Supplied records:
•••

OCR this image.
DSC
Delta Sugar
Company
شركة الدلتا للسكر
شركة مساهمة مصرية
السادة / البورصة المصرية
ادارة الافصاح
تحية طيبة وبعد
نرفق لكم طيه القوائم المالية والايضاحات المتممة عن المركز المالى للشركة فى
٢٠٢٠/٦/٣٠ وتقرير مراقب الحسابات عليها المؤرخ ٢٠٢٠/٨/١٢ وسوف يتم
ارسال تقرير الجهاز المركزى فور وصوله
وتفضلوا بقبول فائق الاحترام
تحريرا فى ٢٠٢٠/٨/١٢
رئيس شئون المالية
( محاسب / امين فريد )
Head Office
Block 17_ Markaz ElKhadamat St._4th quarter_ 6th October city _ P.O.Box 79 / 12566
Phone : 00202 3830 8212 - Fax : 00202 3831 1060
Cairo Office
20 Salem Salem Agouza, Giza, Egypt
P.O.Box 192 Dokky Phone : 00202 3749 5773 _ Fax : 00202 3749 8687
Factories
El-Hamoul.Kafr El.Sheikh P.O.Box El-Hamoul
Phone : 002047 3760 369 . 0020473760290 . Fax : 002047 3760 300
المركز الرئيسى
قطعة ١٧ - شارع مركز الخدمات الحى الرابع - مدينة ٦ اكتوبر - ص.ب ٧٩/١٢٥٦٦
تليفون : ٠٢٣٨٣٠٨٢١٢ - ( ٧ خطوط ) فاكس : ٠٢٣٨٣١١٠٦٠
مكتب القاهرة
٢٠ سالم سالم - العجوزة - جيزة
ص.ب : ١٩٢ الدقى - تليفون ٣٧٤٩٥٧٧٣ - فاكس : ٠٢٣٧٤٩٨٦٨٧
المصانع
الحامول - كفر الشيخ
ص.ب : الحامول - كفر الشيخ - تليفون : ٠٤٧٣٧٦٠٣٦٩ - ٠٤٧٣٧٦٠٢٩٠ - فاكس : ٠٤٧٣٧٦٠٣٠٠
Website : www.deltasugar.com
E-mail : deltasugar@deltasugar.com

•••

Work to do: Report how many lines include the word "الحامول". Give nothing but the number.

Reply: 2